>> BEGIN LISTED RECORDS

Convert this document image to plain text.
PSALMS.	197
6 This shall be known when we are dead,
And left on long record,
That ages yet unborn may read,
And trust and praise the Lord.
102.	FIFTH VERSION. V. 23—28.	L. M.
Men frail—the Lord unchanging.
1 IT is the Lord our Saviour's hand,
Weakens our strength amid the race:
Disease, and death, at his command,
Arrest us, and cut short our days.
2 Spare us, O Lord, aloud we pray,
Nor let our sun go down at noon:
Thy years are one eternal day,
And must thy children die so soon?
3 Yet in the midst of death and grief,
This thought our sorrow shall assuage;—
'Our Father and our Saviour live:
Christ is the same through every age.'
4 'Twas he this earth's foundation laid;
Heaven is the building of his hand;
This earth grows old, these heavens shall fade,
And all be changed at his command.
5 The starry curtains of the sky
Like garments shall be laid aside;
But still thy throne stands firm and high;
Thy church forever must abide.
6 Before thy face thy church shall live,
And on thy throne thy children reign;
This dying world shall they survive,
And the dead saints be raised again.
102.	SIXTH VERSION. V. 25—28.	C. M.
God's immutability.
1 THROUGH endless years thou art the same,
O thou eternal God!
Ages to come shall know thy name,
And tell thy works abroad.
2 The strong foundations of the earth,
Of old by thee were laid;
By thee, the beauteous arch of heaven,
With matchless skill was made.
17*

>> END LISTED RECORDS

> [AIM] The data above must be returned in full, exactly as written.

> [FINISHED EXERCISE]
Convert this document image to plain text.
PSALMS.	197
6 This shall be known when we are dead,
And left on long record,
That ages yet unborn may read,
And trust and praise the Lord.
102.	FIFTH VERSION. V. 23—28.	L. M.
Men frail—the Lord unchanging.
1 IT is the Lord our Saviour's hand,
Weakens our strength amid the race:
Disease, and death, at his command,
Arrest us, and cut short our days.
2 Spare us, O Lord, aloud we pray,
Nor let our sun go down at noon:
Thy years are one eternal day,
And must thy children die so soon?
3 Yet in the midst of death and grief,
This thought our sorrow shall assuage;—
'Our Father and our Saviour live:
Christ is the same through every age.'
4 'Twas he this earth's foundation laid;
Heaven is the building of his hand;
This earth grows old, these heavens shall fade,
And all be changed at his command.
5 The starry curtains of the sky
Like garments shall be laid aside;
But still thy throne stands firm and high;
Thy church forever must abide.
6 Before thy face thy church shall live,
And on thy throne thy children reign;
This dying world shall they survive,
And the dead saints be raised again.
102.	SIXTH VERSION. V. 25—28.	C. M.
God's immutability.
1 THROUGH endless years thou art the same,
O thou eternal God!
Ages to come shall know thy name,
And tell thy works abroad.
2 The strong foundations of the earth,
Of old by thee were laid;
By thee, the beauteous arch of heaven,
With matchless skill was made.
17*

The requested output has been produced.